### Provided data

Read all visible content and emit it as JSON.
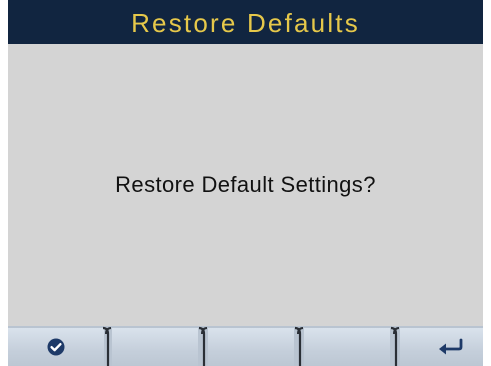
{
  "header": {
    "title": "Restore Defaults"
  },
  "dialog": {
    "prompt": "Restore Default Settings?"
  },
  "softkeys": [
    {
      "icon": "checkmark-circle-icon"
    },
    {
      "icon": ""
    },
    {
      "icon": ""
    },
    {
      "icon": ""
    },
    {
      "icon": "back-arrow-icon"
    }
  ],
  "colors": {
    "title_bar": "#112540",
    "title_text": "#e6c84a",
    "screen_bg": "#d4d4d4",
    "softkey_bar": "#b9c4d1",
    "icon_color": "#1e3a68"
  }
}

* * *

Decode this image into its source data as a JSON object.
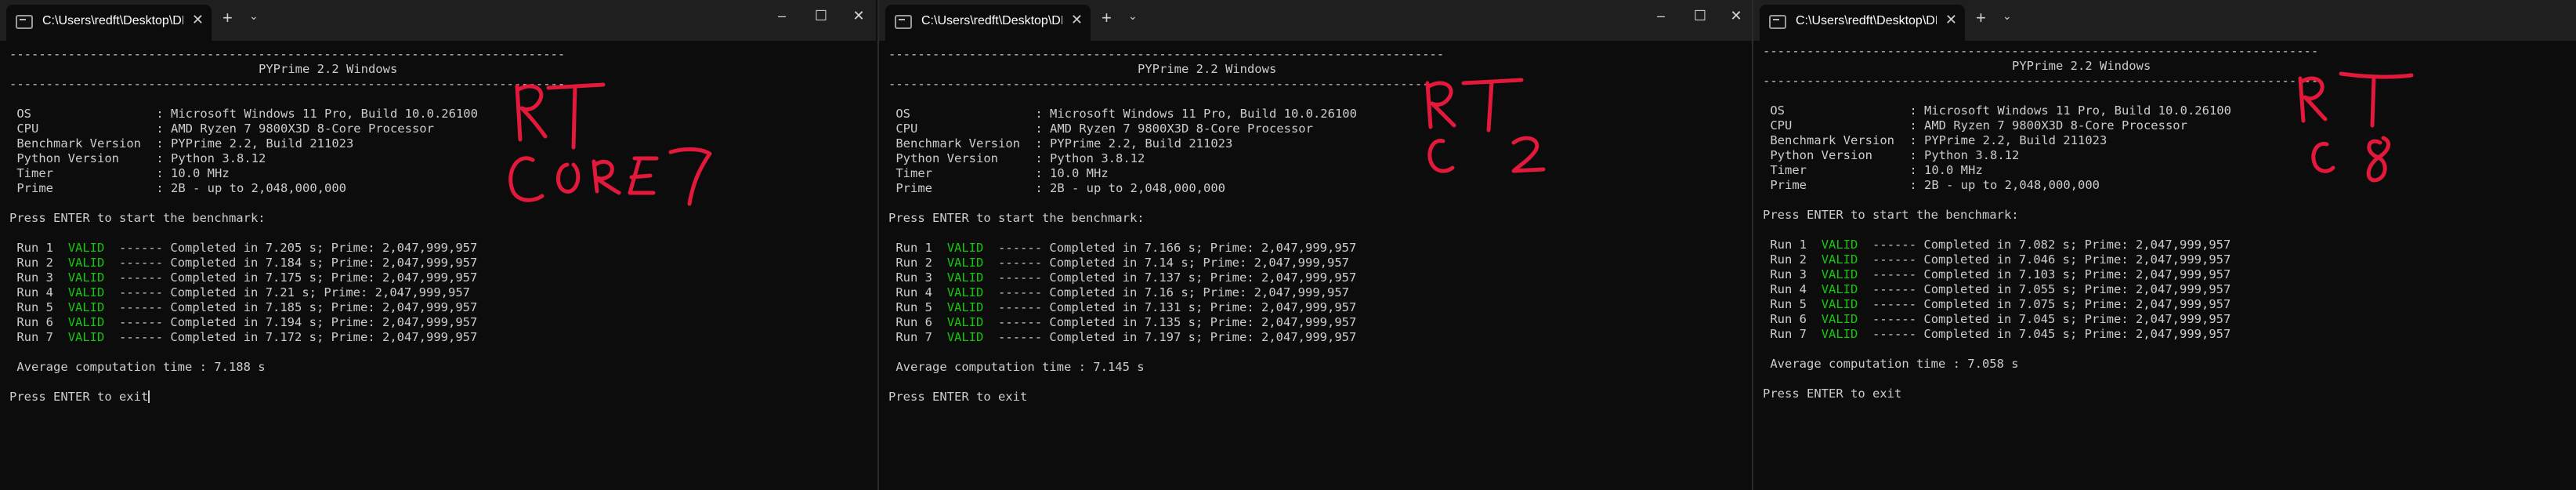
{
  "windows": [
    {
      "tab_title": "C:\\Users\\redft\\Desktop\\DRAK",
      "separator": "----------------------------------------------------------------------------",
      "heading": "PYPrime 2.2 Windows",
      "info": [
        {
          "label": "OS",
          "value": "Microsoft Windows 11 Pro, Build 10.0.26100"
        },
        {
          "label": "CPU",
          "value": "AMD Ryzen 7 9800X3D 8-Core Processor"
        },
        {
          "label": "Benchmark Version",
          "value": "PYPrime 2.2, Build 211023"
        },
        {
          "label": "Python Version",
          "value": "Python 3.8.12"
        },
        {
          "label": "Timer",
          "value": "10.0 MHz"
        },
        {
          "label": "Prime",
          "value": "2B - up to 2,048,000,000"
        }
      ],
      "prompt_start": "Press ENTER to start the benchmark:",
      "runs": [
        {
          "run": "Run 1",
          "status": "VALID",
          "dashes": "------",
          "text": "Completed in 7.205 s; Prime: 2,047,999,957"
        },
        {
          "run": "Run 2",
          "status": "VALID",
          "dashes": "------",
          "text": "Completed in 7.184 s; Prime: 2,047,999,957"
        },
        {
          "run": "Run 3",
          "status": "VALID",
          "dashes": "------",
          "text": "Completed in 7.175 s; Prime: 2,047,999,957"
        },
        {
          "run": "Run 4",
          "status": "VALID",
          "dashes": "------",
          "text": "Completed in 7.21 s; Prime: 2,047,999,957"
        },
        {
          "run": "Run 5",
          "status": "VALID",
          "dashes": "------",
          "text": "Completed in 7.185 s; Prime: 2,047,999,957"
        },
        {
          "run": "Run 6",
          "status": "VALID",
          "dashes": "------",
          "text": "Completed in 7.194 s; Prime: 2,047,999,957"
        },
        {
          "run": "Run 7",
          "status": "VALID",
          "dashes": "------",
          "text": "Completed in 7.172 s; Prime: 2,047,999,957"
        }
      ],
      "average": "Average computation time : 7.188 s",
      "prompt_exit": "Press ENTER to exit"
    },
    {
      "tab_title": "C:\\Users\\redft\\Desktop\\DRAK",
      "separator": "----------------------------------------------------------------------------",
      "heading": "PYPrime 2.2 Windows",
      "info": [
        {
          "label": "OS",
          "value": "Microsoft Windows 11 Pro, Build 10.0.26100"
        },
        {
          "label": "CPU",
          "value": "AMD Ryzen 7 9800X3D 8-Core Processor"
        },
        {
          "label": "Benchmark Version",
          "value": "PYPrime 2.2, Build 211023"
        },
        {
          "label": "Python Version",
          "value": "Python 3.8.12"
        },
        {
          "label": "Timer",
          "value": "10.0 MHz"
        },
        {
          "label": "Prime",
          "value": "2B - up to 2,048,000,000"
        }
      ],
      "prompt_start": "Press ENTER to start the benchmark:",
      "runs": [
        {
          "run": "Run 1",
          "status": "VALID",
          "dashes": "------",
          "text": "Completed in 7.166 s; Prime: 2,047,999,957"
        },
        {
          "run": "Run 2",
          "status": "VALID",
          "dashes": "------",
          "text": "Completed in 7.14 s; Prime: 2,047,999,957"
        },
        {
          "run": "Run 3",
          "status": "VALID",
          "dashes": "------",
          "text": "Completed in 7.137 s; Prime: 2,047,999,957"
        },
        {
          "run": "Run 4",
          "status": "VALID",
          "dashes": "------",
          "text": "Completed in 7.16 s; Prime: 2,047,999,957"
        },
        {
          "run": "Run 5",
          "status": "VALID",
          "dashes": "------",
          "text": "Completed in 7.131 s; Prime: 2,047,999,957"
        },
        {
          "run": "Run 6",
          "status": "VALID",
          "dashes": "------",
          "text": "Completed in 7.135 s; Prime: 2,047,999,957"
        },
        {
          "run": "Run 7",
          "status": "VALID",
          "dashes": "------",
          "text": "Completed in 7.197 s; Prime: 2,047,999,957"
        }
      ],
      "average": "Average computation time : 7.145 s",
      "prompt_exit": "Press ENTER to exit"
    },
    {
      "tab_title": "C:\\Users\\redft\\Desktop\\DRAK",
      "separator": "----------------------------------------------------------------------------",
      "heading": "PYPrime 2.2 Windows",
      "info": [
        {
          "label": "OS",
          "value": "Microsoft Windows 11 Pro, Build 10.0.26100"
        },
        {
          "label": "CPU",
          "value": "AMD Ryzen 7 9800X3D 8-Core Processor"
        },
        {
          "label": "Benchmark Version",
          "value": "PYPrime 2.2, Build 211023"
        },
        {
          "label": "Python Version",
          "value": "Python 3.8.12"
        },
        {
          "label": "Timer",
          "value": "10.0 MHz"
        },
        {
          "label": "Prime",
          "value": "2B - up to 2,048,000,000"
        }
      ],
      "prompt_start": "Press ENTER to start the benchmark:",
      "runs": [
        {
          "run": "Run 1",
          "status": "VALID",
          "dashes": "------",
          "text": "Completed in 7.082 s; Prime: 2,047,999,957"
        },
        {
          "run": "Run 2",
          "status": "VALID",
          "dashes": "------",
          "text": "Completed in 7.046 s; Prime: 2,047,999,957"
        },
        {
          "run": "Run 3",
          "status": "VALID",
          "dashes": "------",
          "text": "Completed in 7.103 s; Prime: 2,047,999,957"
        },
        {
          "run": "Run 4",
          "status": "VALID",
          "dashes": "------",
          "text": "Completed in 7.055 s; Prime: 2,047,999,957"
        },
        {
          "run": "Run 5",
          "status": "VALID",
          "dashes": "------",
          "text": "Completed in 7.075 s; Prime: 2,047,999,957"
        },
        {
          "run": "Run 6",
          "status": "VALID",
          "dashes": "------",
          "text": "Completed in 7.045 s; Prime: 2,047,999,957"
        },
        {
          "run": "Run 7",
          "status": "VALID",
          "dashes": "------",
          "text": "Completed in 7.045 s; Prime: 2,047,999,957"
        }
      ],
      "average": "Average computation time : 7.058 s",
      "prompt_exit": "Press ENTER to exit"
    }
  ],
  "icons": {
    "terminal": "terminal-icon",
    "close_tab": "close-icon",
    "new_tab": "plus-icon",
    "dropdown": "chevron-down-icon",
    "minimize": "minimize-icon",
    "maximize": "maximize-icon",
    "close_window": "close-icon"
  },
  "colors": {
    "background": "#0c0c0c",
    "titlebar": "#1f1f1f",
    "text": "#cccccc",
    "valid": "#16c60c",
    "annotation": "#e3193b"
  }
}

### Goal
Going through the lines above one by one, tally those with the word "close" and give only the total.

### Exercise solution
2